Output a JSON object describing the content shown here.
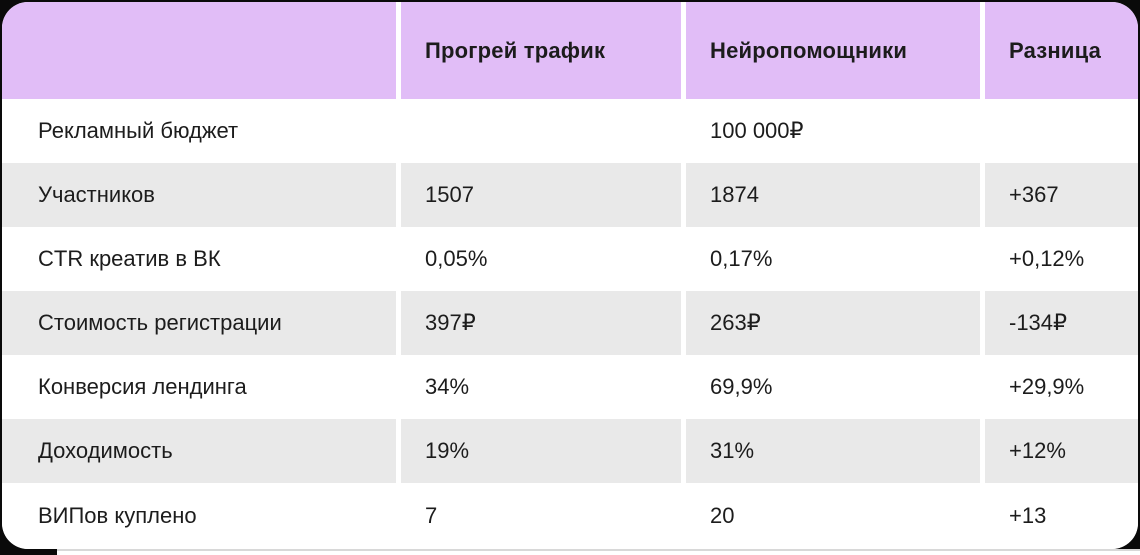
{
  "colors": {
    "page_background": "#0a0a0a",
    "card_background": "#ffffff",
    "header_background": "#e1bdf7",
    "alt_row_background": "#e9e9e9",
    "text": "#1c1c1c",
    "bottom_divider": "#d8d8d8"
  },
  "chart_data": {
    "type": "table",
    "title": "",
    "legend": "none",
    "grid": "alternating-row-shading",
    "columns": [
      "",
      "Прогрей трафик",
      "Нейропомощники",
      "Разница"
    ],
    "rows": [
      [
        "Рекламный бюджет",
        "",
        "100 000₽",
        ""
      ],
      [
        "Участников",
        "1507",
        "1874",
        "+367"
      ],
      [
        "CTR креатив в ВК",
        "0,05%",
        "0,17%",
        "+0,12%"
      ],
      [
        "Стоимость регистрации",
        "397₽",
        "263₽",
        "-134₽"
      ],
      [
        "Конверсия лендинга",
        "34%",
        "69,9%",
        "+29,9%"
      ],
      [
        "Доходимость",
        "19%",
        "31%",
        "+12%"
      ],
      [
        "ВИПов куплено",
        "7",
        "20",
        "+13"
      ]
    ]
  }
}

---

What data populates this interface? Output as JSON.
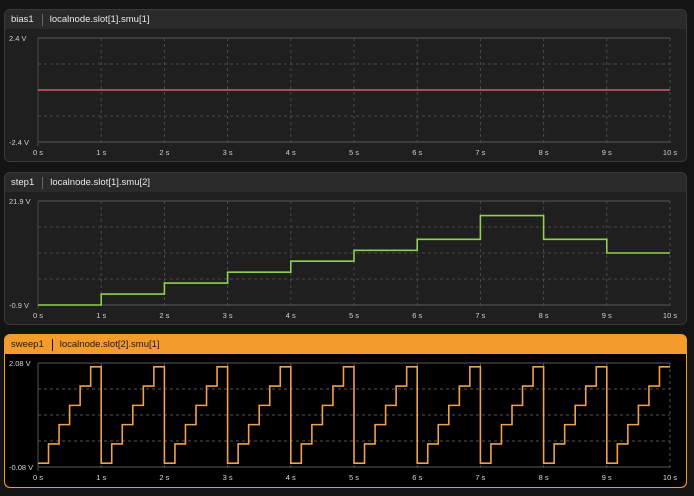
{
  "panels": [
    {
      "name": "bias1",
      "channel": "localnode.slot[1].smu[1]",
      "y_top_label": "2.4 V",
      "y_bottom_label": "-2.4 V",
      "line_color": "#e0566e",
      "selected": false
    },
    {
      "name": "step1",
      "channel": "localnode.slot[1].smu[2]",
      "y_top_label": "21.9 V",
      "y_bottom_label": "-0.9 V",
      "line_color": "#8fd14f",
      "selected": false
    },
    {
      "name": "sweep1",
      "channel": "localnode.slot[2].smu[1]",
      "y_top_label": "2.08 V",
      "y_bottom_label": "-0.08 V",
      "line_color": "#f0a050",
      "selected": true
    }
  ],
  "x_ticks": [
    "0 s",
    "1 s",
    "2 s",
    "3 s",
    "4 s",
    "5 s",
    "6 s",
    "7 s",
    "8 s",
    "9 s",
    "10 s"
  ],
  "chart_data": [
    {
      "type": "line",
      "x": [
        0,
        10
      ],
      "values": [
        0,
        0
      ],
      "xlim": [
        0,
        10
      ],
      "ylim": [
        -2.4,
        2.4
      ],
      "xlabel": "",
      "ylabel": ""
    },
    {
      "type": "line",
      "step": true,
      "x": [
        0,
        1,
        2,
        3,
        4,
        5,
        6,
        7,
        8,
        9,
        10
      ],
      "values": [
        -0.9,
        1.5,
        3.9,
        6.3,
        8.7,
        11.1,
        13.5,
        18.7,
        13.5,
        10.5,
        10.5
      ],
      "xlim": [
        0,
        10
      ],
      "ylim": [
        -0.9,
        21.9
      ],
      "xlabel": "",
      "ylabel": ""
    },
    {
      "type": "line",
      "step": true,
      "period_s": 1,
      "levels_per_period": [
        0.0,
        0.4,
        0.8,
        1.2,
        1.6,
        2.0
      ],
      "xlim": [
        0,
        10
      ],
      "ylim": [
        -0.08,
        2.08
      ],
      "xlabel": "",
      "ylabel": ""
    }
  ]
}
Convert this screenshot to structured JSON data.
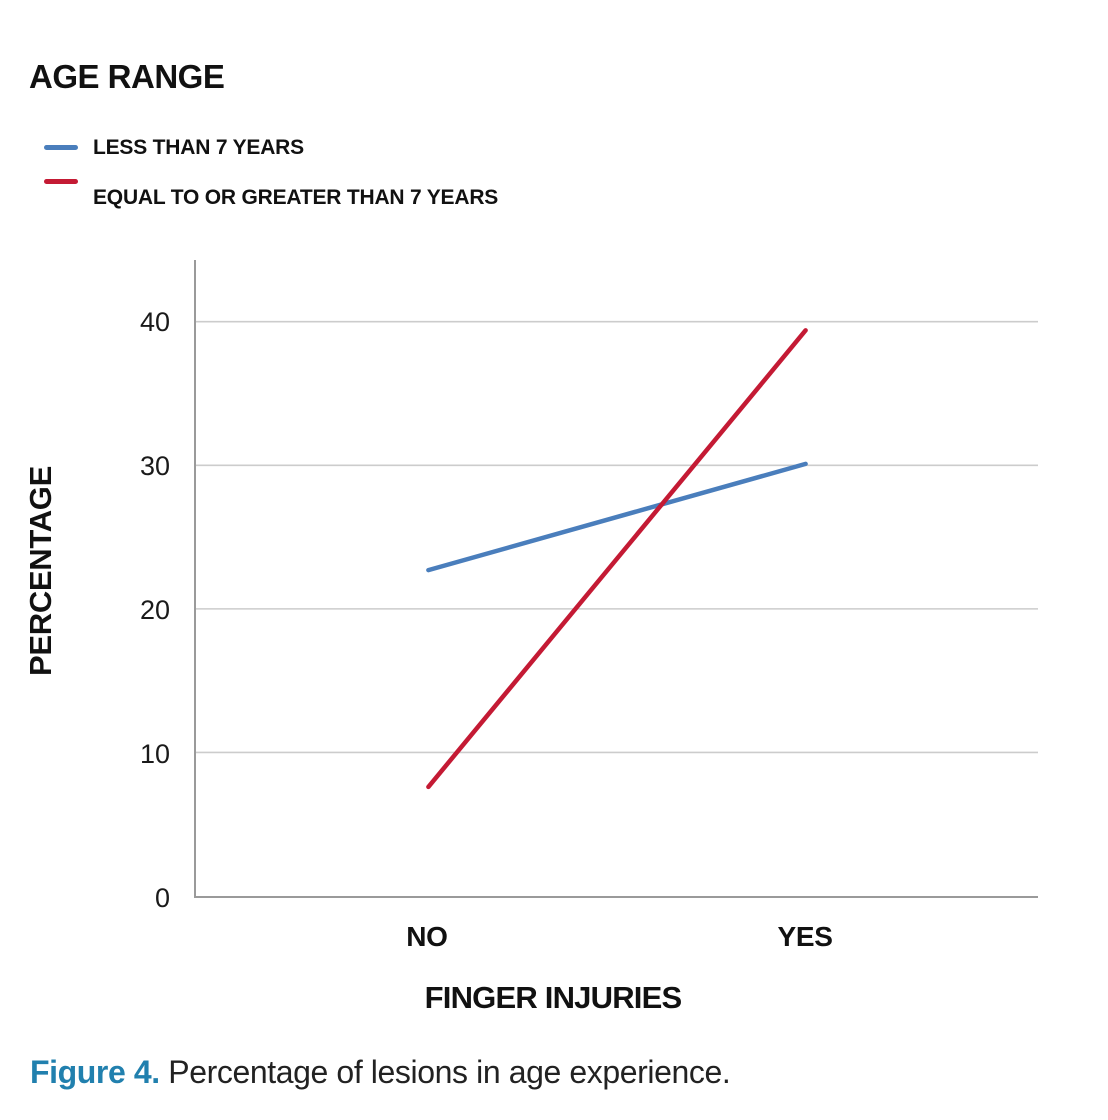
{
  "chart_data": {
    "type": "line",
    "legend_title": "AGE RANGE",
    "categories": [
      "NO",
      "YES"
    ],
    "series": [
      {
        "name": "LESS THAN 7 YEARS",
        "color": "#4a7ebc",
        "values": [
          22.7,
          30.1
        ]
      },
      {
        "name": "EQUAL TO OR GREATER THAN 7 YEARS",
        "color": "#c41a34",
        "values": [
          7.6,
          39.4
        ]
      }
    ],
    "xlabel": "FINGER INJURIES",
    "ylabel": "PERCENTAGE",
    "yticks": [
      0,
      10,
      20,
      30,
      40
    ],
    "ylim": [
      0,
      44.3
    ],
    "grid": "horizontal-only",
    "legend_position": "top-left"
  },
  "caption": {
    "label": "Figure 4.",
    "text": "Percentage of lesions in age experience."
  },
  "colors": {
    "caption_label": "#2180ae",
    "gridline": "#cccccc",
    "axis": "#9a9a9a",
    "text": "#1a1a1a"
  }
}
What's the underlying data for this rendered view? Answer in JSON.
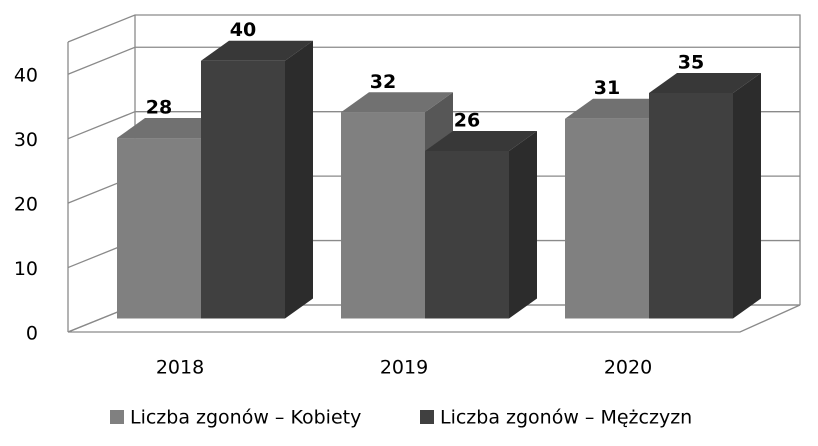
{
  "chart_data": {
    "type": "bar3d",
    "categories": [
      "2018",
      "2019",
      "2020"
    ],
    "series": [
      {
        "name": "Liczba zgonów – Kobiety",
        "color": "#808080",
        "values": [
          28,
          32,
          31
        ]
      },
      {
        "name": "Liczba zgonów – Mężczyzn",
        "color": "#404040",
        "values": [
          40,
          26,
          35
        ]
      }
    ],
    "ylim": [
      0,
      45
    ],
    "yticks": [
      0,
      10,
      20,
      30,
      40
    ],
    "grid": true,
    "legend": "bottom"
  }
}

Work instructions: Only lines with "localnode" are wanted here; list each of them.

Complete output:
      "channel": "localnode.slot[1].smu[1]",
      "channel": "localnode.slot[1].smu[2]",
      "channel": "localnode.slot[2].smu[1]",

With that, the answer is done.